§ What you are asked to do:
From the entries that follow, pick out all lines holding "mereka".

══════════════════════════════

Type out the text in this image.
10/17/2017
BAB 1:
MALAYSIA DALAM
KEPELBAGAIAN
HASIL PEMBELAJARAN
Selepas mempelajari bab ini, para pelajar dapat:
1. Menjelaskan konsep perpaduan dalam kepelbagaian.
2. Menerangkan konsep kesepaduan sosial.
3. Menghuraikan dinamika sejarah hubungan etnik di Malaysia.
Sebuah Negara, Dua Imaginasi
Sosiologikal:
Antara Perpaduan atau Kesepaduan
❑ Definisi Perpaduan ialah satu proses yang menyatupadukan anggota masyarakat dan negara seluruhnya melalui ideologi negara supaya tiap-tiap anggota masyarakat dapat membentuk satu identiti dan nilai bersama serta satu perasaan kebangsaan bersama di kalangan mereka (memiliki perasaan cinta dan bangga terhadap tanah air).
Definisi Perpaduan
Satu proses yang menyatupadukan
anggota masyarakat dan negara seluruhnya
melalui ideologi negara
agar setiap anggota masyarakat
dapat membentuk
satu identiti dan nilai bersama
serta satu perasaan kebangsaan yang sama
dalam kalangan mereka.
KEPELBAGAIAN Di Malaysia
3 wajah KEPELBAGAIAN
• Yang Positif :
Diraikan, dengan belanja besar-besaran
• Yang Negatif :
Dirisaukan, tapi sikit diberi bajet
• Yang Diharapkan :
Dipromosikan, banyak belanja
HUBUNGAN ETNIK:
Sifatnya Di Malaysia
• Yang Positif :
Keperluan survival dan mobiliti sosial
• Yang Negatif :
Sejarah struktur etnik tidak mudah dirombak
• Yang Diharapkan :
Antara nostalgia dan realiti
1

══════════════════════════════

§ Result of this exercise:
❑ Definisi Perpaduan ialah satu proses yang menyatupadukan anggota masyarakat dan negara seluruhnya melalui ideologi negara supaya tiap-tiap anggota masyarakat dapat membentuk satu identiti dan nilai bersama serta satu perasaan kebangsaan bersama di kalangan mereka (memiliki perasaan cinta dan bangga terhadap tanah air).
dalam kalangan mereka.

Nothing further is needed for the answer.